INSTRUCTIONS FOR THE TASK ▸ Read through the entries below and return each line with the word "accusé".

Data records:
[Start]

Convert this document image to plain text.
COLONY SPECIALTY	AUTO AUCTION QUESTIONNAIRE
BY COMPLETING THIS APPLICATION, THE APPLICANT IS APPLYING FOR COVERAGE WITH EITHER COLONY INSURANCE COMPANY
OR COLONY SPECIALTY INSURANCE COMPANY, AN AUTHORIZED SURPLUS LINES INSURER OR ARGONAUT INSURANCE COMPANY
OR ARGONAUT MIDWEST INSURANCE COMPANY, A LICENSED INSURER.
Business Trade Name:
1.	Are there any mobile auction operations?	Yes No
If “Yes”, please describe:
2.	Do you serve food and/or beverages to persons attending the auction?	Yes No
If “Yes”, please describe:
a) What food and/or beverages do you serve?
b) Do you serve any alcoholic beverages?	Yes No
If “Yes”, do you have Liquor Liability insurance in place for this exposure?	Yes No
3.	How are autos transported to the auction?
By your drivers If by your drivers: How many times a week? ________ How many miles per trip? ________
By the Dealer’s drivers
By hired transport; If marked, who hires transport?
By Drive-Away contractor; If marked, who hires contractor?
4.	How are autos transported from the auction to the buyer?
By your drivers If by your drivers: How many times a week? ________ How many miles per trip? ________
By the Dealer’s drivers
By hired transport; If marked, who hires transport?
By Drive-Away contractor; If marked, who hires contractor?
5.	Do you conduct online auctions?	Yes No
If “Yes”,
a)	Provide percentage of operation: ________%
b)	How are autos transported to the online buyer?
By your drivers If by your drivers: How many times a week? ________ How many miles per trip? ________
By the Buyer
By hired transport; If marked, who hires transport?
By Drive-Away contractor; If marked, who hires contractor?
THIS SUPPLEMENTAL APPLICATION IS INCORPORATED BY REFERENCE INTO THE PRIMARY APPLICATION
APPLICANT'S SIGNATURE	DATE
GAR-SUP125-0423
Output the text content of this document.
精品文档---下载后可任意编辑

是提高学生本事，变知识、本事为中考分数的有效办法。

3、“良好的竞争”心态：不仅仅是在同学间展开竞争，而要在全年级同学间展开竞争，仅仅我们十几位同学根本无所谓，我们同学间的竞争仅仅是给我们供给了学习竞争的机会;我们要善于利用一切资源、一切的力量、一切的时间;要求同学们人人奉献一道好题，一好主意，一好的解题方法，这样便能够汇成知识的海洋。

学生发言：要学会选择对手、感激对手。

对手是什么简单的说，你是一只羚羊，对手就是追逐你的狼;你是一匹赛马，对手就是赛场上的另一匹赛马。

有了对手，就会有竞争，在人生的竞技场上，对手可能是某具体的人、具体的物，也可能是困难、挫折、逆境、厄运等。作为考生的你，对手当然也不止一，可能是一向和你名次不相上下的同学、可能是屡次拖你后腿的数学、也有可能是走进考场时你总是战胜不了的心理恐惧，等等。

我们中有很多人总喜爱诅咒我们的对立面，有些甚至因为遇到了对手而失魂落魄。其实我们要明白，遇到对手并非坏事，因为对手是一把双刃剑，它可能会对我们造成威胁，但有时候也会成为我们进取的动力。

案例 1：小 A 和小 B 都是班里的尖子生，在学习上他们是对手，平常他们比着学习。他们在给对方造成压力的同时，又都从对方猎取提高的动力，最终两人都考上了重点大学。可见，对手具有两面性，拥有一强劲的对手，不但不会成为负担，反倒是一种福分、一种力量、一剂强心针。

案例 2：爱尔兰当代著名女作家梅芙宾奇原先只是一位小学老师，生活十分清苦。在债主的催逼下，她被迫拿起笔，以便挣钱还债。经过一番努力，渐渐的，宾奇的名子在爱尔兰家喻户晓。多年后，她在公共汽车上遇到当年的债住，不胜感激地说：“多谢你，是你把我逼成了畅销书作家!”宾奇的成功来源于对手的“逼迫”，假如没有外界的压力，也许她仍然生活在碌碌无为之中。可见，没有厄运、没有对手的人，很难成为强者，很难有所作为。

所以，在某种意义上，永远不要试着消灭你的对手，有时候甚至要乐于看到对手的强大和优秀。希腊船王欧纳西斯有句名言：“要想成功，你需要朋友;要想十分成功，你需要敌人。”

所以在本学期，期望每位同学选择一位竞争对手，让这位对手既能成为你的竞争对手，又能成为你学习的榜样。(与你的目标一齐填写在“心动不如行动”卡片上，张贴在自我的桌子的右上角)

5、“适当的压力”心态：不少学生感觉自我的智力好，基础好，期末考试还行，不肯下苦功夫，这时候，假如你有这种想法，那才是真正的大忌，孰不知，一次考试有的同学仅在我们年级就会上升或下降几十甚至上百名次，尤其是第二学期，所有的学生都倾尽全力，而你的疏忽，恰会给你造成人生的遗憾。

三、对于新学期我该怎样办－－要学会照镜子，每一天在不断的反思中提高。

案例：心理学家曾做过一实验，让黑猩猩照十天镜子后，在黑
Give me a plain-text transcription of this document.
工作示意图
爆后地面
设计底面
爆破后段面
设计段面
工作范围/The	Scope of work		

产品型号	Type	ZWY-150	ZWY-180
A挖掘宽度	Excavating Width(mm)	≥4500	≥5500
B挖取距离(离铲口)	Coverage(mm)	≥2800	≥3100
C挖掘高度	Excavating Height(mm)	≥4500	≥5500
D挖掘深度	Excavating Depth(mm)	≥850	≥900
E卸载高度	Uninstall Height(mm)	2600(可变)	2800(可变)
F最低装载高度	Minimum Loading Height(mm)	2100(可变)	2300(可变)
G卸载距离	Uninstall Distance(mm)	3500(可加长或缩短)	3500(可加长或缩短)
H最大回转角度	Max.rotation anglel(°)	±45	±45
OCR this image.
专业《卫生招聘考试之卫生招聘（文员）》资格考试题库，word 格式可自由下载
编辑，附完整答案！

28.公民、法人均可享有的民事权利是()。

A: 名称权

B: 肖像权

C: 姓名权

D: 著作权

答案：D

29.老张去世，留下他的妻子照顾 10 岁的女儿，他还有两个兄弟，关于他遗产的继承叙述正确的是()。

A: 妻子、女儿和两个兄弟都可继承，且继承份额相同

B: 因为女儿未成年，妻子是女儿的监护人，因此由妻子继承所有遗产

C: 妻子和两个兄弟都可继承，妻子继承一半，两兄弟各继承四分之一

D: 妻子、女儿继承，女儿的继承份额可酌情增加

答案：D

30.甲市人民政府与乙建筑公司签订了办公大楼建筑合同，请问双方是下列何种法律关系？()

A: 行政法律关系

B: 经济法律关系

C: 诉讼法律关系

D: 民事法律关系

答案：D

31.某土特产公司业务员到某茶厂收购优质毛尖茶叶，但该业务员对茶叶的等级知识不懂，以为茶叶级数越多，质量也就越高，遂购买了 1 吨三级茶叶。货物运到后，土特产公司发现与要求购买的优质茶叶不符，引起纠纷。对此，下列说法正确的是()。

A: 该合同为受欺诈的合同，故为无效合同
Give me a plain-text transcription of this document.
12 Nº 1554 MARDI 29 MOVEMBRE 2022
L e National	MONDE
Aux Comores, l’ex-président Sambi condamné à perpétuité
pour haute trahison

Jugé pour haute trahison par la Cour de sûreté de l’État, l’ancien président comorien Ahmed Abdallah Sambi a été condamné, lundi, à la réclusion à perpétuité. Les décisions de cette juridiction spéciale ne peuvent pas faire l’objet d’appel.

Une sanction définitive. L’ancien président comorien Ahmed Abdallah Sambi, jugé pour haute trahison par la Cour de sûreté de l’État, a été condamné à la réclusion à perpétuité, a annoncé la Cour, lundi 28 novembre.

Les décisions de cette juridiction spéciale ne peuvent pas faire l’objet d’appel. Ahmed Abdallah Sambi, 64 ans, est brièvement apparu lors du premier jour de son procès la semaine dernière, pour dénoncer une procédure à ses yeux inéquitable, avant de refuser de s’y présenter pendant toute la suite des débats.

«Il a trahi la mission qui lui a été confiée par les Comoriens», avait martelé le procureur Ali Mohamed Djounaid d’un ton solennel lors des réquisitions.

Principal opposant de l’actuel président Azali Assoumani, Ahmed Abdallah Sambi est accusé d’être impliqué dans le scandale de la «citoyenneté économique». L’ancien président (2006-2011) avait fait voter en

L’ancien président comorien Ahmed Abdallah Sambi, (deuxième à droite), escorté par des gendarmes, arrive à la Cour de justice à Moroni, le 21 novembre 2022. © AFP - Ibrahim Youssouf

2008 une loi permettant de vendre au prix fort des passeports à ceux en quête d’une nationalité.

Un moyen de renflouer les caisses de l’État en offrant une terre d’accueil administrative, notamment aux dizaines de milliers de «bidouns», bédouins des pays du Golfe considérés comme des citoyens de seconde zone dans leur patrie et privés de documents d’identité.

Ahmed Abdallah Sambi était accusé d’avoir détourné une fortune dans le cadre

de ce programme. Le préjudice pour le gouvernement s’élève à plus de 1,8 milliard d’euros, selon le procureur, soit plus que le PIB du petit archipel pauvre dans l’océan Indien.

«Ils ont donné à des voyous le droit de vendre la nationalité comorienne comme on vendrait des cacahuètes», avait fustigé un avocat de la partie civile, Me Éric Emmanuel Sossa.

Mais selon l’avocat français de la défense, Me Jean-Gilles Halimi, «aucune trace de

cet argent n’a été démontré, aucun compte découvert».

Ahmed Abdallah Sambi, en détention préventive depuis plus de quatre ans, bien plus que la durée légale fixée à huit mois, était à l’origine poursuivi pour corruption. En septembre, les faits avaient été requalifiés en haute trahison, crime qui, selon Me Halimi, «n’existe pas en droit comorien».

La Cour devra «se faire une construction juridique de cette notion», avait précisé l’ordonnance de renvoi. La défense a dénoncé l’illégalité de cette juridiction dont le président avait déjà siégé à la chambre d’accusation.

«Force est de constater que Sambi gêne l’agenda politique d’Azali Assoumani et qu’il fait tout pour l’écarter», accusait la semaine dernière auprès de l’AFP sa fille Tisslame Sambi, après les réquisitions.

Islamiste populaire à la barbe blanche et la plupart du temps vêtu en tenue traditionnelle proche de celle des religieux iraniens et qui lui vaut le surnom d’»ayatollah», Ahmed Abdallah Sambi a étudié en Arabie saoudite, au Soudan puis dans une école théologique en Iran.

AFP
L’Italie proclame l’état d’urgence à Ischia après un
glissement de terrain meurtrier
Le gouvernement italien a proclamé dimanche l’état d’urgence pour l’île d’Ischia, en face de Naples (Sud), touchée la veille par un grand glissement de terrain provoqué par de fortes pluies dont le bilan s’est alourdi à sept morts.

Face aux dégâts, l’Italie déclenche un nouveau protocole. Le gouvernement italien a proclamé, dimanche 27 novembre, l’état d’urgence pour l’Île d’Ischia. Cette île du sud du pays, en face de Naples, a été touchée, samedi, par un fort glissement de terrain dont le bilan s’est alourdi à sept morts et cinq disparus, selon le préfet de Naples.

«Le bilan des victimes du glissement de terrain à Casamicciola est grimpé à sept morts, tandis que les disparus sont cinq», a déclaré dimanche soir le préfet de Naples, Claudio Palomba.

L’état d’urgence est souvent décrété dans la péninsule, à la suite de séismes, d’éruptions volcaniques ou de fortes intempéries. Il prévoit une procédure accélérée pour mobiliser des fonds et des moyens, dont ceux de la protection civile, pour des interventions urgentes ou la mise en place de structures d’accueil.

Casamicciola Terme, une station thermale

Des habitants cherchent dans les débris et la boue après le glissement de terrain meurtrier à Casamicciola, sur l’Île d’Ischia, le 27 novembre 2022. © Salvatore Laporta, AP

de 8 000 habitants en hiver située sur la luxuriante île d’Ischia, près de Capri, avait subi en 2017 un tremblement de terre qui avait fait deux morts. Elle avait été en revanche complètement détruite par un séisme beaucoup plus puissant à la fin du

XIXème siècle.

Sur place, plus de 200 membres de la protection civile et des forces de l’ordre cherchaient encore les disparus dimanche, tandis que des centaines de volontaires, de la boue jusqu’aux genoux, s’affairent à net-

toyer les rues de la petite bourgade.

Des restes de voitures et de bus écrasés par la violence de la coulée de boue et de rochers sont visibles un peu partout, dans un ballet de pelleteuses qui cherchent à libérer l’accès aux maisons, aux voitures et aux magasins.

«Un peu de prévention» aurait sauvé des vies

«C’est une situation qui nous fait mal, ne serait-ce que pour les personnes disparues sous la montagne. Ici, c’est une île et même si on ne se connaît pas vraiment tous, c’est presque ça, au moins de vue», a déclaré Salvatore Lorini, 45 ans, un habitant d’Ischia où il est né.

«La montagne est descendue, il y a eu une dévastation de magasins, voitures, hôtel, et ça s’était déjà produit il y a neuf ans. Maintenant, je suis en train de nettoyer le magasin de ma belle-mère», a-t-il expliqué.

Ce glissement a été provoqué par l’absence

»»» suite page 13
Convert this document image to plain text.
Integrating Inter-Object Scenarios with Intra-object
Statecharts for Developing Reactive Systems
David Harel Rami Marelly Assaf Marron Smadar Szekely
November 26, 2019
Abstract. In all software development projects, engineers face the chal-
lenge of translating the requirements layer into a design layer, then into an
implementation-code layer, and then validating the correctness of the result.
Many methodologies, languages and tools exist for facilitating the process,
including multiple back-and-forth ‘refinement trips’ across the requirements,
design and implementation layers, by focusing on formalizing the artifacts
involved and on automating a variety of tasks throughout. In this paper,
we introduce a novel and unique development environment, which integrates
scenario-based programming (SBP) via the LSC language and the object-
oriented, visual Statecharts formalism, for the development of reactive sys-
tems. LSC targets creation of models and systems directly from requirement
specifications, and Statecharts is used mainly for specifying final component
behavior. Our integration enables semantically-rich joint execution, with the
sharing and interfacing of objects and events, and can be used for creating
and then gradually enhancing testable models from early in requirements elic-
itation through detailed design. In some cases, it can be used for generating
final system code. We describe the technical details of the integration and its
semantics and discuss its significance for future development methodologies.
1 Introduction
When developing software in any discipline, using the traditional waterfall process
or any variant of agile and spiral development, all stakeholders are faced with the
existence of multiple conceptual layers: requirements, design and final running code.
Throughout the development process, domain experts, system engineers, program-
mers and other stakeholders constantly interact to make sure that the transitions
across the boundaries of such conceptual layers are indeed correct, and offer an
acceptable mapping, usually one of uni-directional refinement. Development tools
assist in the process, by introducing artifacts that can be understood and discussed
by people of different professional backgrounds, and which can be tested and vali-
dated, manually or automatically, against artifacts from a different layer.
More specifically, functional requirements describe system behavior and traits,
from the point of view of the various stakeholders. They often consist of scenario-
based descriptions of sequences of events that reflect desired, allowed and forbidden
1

[End]

CORRECT RESPONSE ▸
Principal opposant de l’actuel président Azali Assoumani, Ahmed Abdallah Sambi est accusé d’être impliqué dans le scandale de la «citoyenneté économique». L’ancien président (2006-2011) avait fait voter en
Ahmed Abdallah Sambi était accusé d’avoir détourné une fortune dans le cadre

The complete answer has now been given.